-- start Text shown --
The topic of human trafficking also heated up in the US during the 1990s, propelled by an unusual coalition of feminists and religious conservatives. Efforts to fight the “moral scourge” of human trafficking found cross-party appeal and received broad support.12 After first being introduced by Representative Chris Smith (R-NJ) in 1998, on October 18, 2000 the Trafficking Victims Protection Act (TVPA) became the backbone of the US anti-trafficking policy abroad.13 While the US domestic efforts to pass the TVPA gained momentum, the efforts to extend these efforts globally also got underway. The US quickly dominated the global policy arena and took a leading role in negotiations over the protocol and in the development of the norms embedded in the protocol.14 On Women’s Day, March 1998, US President Clinton referenced the “ 3Ps” that eventually made it into the protocol: to prevent trafficking, protect victims of trafficking, and prosecute traffickers.15 Later that year during the development of the proposed convention, the US introduced a resolution calling for a protocol on trafficking in women and children.16 After the resolution was adopted, the US and Argentina introduced the draft protocol.17 In November 2000 the Assembly adopted the Palermo Protocol to Prevent, Suppress and Punish Trafficking in Persons (Palermo Protocol) to the Convention against Transnational Organized Crime and opened it to signature from December 12 to December 15.18 The protocol entered into force on September 29, 2003.
-- end Text shown --
-- start Given information --
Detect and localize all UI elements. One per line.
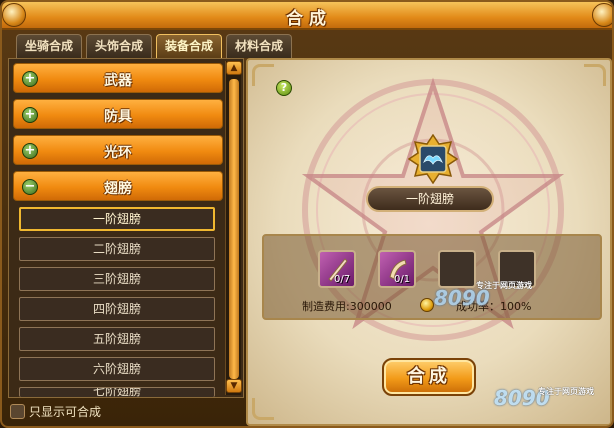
-- end Given information --
• Given exercise:
Can you reproduce the entire passage on human trafficking policy word for word? The material above is separate from the passage on human trafficking policy.

• Full output:
The topic of human trafficking also heated up in the US during the 1990s, propelled by an unusual coalition of feminists and religious conservatives. Efforts to fight the “moral scourge” of human trafficking found cross-party appeal and received broad support.12 After first being introduced by Representative Chris Smith (R-NJ) in 1998, on October 18, 2000 the Trafficking Victims Protection Act (TVPA) became the backbone of the US anti-trafficking policy abroad.13 While the US domestic efforts to pass the TVPA gained momentum, the efforts to extend these efforts globally also got underway. The US quickly dominated the global policy arena and took a leading role in negotiations over the protocol and in the development of the norms embedded in the protocol.14 On Women’s Day, March 1998, US President Clinton referenced the “ 3Ps” that eventually made it into the protocol: to prevent trafficking, protect victims of trafficking, and prosecute traffickers.15 Later that year during the development of the proposed convention, the US introduced a resolution calling for a protocol on trafficking in women and children.16 After the resolution was adopted, the US and Argentina introduced the draft protocol.17 In November 2000 the Assembly adopted the Palermo Protocol to Prevent, Suppress and Punish Trafficking in Persons (Palermo Protocol) to the Convention against Transnational Organized Crime and opened it to signature from December 12 to December 15.18 The protocol entered into force on September 29, 2003.